── Items ──
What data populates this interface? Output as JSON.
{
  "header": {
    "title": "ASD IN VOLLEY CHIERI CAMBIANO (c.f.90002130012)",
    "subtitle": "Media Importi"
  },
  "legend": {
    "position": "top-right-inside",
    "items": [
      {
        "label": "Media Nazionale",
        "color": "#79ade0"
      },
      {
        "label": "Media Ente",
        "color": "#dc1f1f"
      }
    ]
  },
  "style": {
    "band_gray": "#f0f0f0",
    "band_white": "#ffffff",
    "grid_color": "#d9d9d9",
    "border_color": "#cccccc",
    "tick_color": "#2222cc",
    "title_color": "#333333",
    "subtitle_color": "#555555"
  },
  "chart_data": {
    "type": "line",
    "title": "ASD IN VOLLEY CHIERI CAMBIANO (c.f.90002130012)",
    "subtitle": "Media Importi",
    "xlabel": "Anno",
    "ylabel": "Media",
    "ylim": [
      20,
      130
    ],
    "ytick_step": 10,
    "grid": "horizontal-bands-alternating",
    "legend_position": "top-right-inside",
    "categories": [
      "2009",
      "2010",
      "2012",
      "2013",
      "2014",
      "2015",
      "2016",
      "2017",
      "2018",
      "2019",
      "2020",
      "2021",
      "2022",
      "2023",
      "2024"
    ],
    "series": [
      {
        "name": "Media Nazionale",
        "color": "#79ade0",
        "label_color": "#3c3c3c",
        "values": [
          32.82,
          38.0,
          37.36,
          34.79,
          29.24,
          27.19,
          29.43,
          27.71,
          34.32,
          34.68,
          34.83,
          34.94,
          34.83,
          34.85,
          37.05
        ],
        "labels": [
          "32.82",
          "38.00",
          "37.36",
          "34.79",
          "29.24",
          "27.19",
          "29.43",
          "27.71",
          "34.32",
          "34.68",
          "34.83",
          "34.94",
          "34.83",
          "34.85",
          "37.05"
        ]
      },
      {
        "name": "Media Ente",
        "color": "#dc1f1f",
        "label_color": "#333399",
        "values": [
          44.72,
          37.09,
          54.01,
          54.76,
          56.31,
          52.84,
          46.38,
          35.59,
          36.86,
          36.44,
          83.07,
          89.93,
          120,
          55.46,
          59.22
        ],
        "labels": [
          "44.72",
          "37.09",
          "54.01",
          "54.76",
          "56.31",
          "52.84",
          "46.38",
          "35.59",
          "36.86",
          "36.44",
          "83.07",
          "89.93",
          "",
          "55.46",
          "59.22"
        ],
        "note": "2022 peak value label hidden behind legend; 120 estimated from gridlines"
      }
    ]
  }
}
───
_Short problem_: Write out the entire listing exactly.

_Solved problem_:
What data populates this interface? Output as JSON.
{
  "header": {
    "title": "ASD IN VOLLEY CHIERI CAMBIANO (c.f.90002130012)",
    "subtitle": "Media Importi"
  },
  "legend": {
    "position": "top-right-inside",
    "items": [
      {
        "label": "Media Nazionale",
        "color": "#79ade0"
      },
      {
        "label": "Media Ente",
        "color": "#dc1f1f"
      }
    ]
  },
  "style": {
    "band_gray": "#f0f0f0",
    "band_white": "#ffffff",
    "grid_color": "#d9d9d9",
    "border_color": "#cccccc",
    "tick_color": "#2222cc",
    "title_color": "#333333",
    "subtitle_color": "#555555"
  },
  "chart_data": {
    "type": "line",
    "title": "ASD IN VOLLEY CHIERI CAMBIANO (c.f.90002130012)",
    "subtitle": "Media Importi",
    "xlabel": "Anno",
    "ylabel": "Media",
    "ylim": [
      20,
      130
    ],
    "ytick_step": 10,
    "grid": "horizontal-bands-alternating",
    "legend_position": "top-right-inside",
    "categories": [
      "2009",
      "2010",
      "2012",
      "2013",
      "2014",
      "2015",
      "2016",
      "2017",
      "2018",
      "2019",
      "2020",
      "2021",
      "2022",
      "2023",
      "2024"
    ],
    "series": [
      {
        "name": "Media Nazionale",
        "color": "#79ade0",
        "label_color": "#3c3c3c",
        "values": [
          32.82,
          38.0,
          37.36,
          34.79,
          29.24,
          27.19,
          29.43,
          27.71,
          34.32,
          34.68,
          34.83,
          34.94,
          34.83,
          34.85,
          37.05
        ],
        "labels": [
          "32.82",
          "38.00",
          "37.36",
          "34.79",
          "29.24",
          "27.19",
          "29.43",
          "27.71",
          "34.32",
          "34.68",
          "34.83",
          "34.94",
          "34.83",
          "34.85",
          "37.05"
        ]
      },
      {
        "name": "Media Ente",
        "color": "#dc1f1f",
        "label_color": "#333399",
        "values": [
          44.72,
          37.09,
          54.01,
          54.76,
          56.31,
          52.84,
          46.38,
          35.59,
          36.86,
          36.44,
          83.07,
          89.93,
          120,
          55.46,
          59.22
        ],
        "labels": [
          "44.72",
          "37.09",
          "54.01",
          "54.76",
          "56.31",
          "52.84",
          "46.38",
          "35.59",
          "36.86",
          "36.44",
          "83.07",
          "89.93",
          "",
          "55.46",
          "59.22"
        ],
        "note": "2022 peak value label hidden behind legend; 120 estimated from gridlines"
      }
    ]
  }
}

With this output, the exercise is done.